• [Texte proposé]:
_ _ _ _ _

Le succès de ce groupe est tel que le phénomène s'est développé dans près de 120 pays. De New York à Paris, les abonnées se comptent par milliers. 151 528 followers à New York, 108K followers à Londres, 16K à Dublin, 2,9K à paris, 10K à Dubaï, il faut le voir pour le croire. Strictement réservés aux femmes, ces groupes se réservent le droit de refuser une demande d'inscription. Pour assurer la sécurité des données et éviter les diffamations, cette nouvelle méthode de protection contre les violences faites aux femmes n'est pas sans règles.
Dénoncer dans le respect
Les réseaux sociaux sont par définition un lieu où la liberté d'expression est de mise. Certains internautes ne font d'ailleurs pas la différence entre avis personnel et harcèlement en ligne. Sur ce type de page, beaucoup de témoignages s'avèrent être révoltants, toujours est-il que ces groupes restent des zones d'échange et de partage régis par des règles strictes. Cet espace de parole se doit avant tout d'être bienveillant et confidentiel, aucune information partagée sur le groupe ne doit être divulguée et aucun commentaire culpabilisant ne sera publié. Tous les commentaires racistes, sexistes, moqueurs et insultants, aussi bien envers les utilisateurs que les hommes dénoncés, ne sont pas tolérés. Les admins mettent aussi un point d'honneur au respect des données et de la vie privée. Toute personne ayant partagé l'identité, le pseudo, la profession, le lieu de vie et le lieu d'étude de son date se verra bannie du groupe. Idem pour les captures d'écran. D'un point de vue légal, les conversations et mails privés doivent le rester. Il en va de même des photos partagées : le "revenge porn" et les photos humiliantes ne sont pas tolérées.
La diffamation est, elle aussi, interdite. En effet, pour voir sa publication validée, il est indispensable d'avoir été en relation avec la personne dénoncée et d'être en mesure de le prouver. Dans le cas d'une poursuite judiciaire, chaque groupe "Are we dating the same guy ?" précise qu'il se prémunit de toute responsabilité légale. Tout manquement au règlement, aussi minime soit-il, peut entrainer un bannissement définitif. Néanmoins, un homme averti en vaut deux, l'intégralité du règlement s'affiche avant d'effectuer une demande d'adhésion.
Mais est-ce bien légal ?

_ _ _ _ _

• [Lignes de données]:

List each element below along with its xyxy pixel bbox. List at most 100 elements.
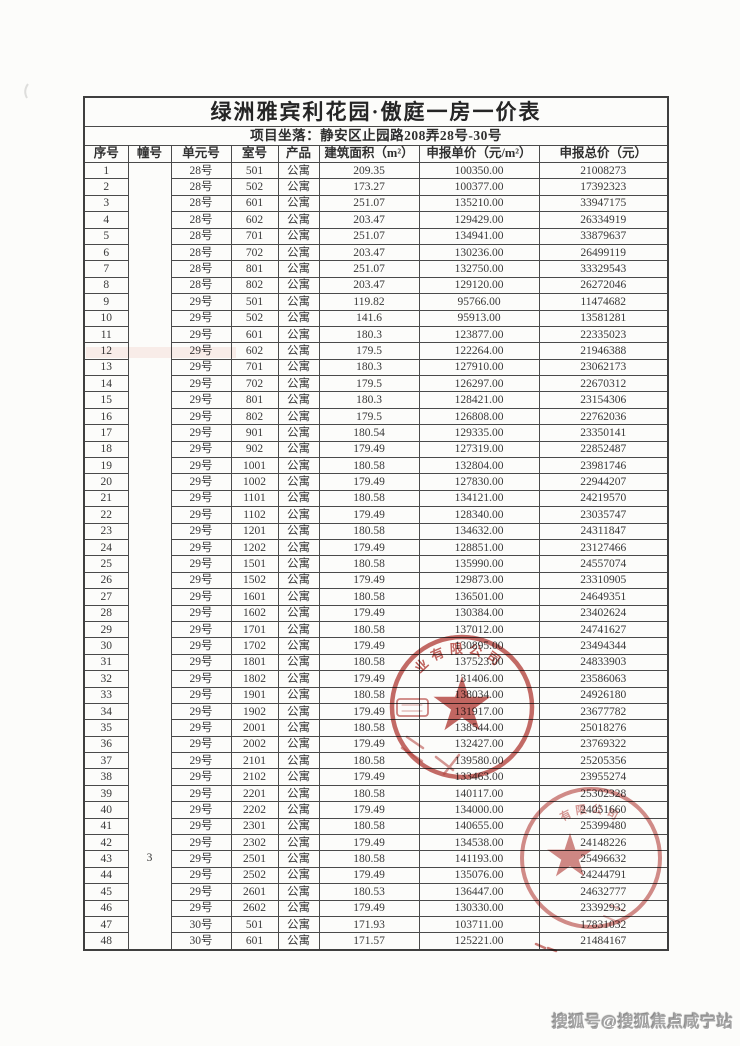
- table-cell: 1001: [230, 457, 279, 475]
- table-cell: 203.47: [318, 276, 420, 295]
- table-cell: 公寓: [277, 588, 320, 606]
- table-cell: 702: [230, 375, 279, 393]
- table-row: 23 29号 1201 公寓 180.58 134632.00 24311847: [83, 522, 669, 540]
- table-cell: 24649351: [538, 588, 669, 606]
- table-cell: 179.49: [318, 899, 420, 917]
- table-cell: 20: [83, 473, 129, 491]
- table-cell: 25399480: [538, 817, 669, 836]
- table-cell: 25: [83, 555, 129, 573]
- table-cell: 30号: [170, 915, 232, 934]
- table-cell: 25205356: [538, 752, 669, 770]
- table-cell: 21: [83, 489, 129, 508]
- table-cell: 17: [83, 424, 129, 442]
- table-cell: 130330.00: [418, 899, 540, 917]
- table-cell: 公寓: [277, 670, 320, 688]
- table-cell: 公寓: [277, 653, 320, 672]
- table-cell: 2602: [230, 899, 279, 917]
- table-cell: 29号: [170, 325, 232, 344]
- table-cell: 28号: [170, 211, 232, 229]
- table-cell: 24: [83, 538, 129, 557]
- table-cell: 公寓: [277, 211, 320, 229]
- table-cell: 26499119: [538, 243, 669, 262]
- table-cell: 公寓: [277, 932, 320, 951]
- table-cell: 29号: [170, 686, 232, 704]
- table-cell: 35: [83, 719, 129, 737]
- column-header: 申报总价（元）: [538, 145, 669, 163]
- table-cell: 132750.00: [418, 260, 540, 278]
- table-cell: 132427.00: [418, 735, 540, 754]
- table-cell: 501: [230, 293, 279, 311]
- table-row: 40 29号 2202 公寓 179.49 134000.00 24051660: [83, 801, 669, 819]
- table-cell: 18: [83, 440, 129, 459]
- table-cell: 29号: [170, 538, 232, 557]
- table-cell: 29号: [170, 407, 232, 426]
- table-row: 18 29号 902 公寓 179.49 127319.00 22852487: [83, 440, 669, 459]
- table-cell: 132804.00: [418, 457, 540, 475]
- table-cell: 140117.00: [418, 784, 540, 803]
- table-cell: 701: [230, 227, 279, 245]
- table-cell: 902: [230, 440, 279, 459]
- table-cell: 173.27: [318, 178, 420, 196]
- table-cell: 138544.00: [418, 719, 540, 737]
- table-row: 45 29号 2601 公寓 180.53 136447.00 24632777: [83, 883, 669, 901]
- table-cell: 26272046: [538, 276, 669, 295]
- table-cell: 39: [83, 784, 129, 803]
- table-row: 19 29号 1001 公寓 180.58 132804.00 23981746: [83, 457, 669, 475]
- table-row: 28 29号 1602 公寓 179.49 130384.00 23402624: [83, 604, 669, 622]
- table-cell: 19: [83, 457, 129, 475]
- table-cell: 公寓: [277, 915, 320, 934]
- page-title: 绿洲雅宾利花园·傲庭一房一价表: [83, 96, 669, 127]
- table-cell: 14: [83, 375, 129, 393]
- table-cell: 29号: [170, 571, 232, 590]
- table-cell: 29号: [170, 768, 232, 786]
- table-cell: 45: [83, 883, 129, 901]
- table-cell: 141.6: [318, 309, 420, 327]
- table-cell: 2101: [230, 752, 279, 770]
- table-cell: 36: [83, 735, 129, 754]
- table-cell: 公寓: [277, 358, 320, 377]
- table-cell: 126808.00: [418, 407, 540, 426]
- table-cell: 21484167: [538, 932, 669, 951]
- table-cell: 180.58: [318, 489, 420, 508]
- table-cell: 29号: [170, 457, 232, 475]
- table-cell: 29号: [170, 309, 232, 327]
- table-row: 41 29号 2301 公寓 180.58 140655.00 25399480: [83, 817, 669, 836]
- table-cell: 134941.00: [418, 227, 540, 245]
- column-header: 申报单价（元/m²）: [418, 145, 540, 163]
- table-cell: 公寓: [277, 522, 320, 540]
- table-cell: 29号: [170, 424, 232, 442]
- table-cell: 135210.00: [418, 194, 540, 213]
- table-cell: 179.49: [318, 735, 420, 754]
- table-row: 29 29号 1701 公寓 180.58 137012.00 24741627: [83, 620, 669, 639]
- table-cell: 28: [83, 604, 129, 622]
- table-cell: 25302328: [538, 784, 669, 803]
- table-cell: 251.07: [318, 260, 420, 278]
- table-cell: 公寓: [277, 637, 320, 655]
- table-cell: 29号: [170, 375, 232, 393]
- table-cell: 公寓: [277, 342, 320, 360]
- table-row: 2 28号 502 公寓 173.27 100377.00 17392323: [83, 178, 669, 196]
- table-cell: 29号: [170, 604, 232, 622]
- table-cell: 17392323: [538, 178, 669, 196]
- table-cell: 33879637: [538, 227, 669, 245]
- table-cell: 37: [83, 752, 129, 770]
- table-cell: 1901: [230, 686, 279, 704]
- table-cell: 171.57: [318, 932, 420, 951]
- table-cell: 179.49: [318, 834, 420, 852]
- table-cell: 251.07: [318, 194, 420, 213]
- table-cell: 901: [230, 424, 279, 442]
- table-cell: 602: [230, 211, 279, 229]
- column-header: 序号: [83, 145, 129, 163]
- table-cell: 公寓: [277, 752, 320, 770]
- table-row: 27 29号 1601 公寓 180.58 136501.00 24649351: [83, 588, 669, 606]
- scan-smudge: [24, 83, 29, 99]
- table-cell: 公寓: [277, 571, 320, 590]
- table-cell: 129873.00: [418, 571, 540, 590]
- table-cell: 801: [230, 391, 279, 409]
- table-cell: 179.49: [318, 670, 420, 688]
- table-row: 48 30号 601 公寓 171.57 125221.00 21484167: [83, 932, 669, 951]
- table-cell: 602: [230, 342, 279, 360]
- table-row: 47 30号 501 公寓 171.93 103711.00 17831032: [83, 915, 669, 934]
- table-cell: 501: [230, 915, 279, 934]
- table-cell: 179.49: [318, 637, 420, 655]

_ _ _ _ _

• [Exercices]:
(1) Recopiez fidèlement le passage du texte sur les groupes « Are we dating the same guy ? » qui va de « La diffamation est, elle » à « une demande d'adhésion. », ces deux bornes comprises.
(2) D'après le texte sur les groupes « Are we dating the same guy ? », dans combien de pays environ le phénomène s'est-il développé ?
(3) Rédigez la suite du texte sur les groupes « Are we dating the same guy ? » à partir de l'endroit où il s'interrompt.

• [Corrigés]:
(1)
La diffamation est, elle aussi, interdite. En effet, pour voir sa publication validée, il est indispensable d'avoir été en relation avec la personne dénoncée et d'être en mesure de le prouver. Dans le cas d'une poursuite judiciaire, chaque groupe "Are we dating the same guy ?" précise qu'il se prémunit de toute responsabilité légale. Tout manquement au règlement, aussi minime soit-il, peut entrainer un bannissement définitif. Néanmoins, un homme averti en vaut deux, l'intégralité du règlement s'affiche avant d'effectuer une demande d'adhésion.

(2) Dans près de 120 pays.

(3)
Aussi original que cela puisse paraître, dans de nombreux pays, ces groupes soulèvent la question de la légalité, de la protection de l'identité et du droit à l'anonymat. En France, divulguer l'image d'une personne, son âge, sa ville, son lieu de vie ou de travail peut porter atteinte au règlement général de la protection des données. Rien qu'aux États-Unis, plusieurs pétitions visant à dissoudre ces groupes ont vu le jour. Ces forums de discussion ont d'ailleurs ouvert un large débat sur l'efficacité de la justice. De nombreux internautes pointent du doigt les justiciers de web et estiment qu'internet n'est pas un tribunal alors que d'autres justifient leurs actes en dénonçant le laxisme des lois concernant les violences faites aux femmes.
Certaines allégations ont d'ailleurs été le centre d'affaires juridiques. Selon le média américain Sunday World, plusieurs membres de "Are we dating the same guy ?" Los Angeles se retrouvent aujourd'hui visées par un procès à 2,6 millions de dollars. À Santa Monica, le docteur Stewart Lucas Murrey attaque en justice une femme rencontrée sur une application de rencontre. Après un appel téléphonique datant de 2022, la jeune femme aurait posté une photo du plaignant avec pour description "I’m curious if anyone has met ‘Lucas’ in person (I’m not sure if that’s even his real name)" (Je suis curieuse de savoir si quelqu'un a déjà rencontré Lucas en personne (je ne suis pas certaine que ce soit son vrai prénom) en français". De nombreuses femmes ont alors réagi et partagé leur expérience négative avec cet homme. En plus de sa première plainte, Stewart Lucas Murrey attaque également 50 autres femmes ayant, elles aussi, commenté la publication. Le plaignant estime que les accusées auraient ruiné sa vie sentimentale, entaché sa réputation et impacté sa recherche d'emploi. Cette affaire est loin d'être un cas à part puisqu'un autre procès est en cours dans la ville de Chicago.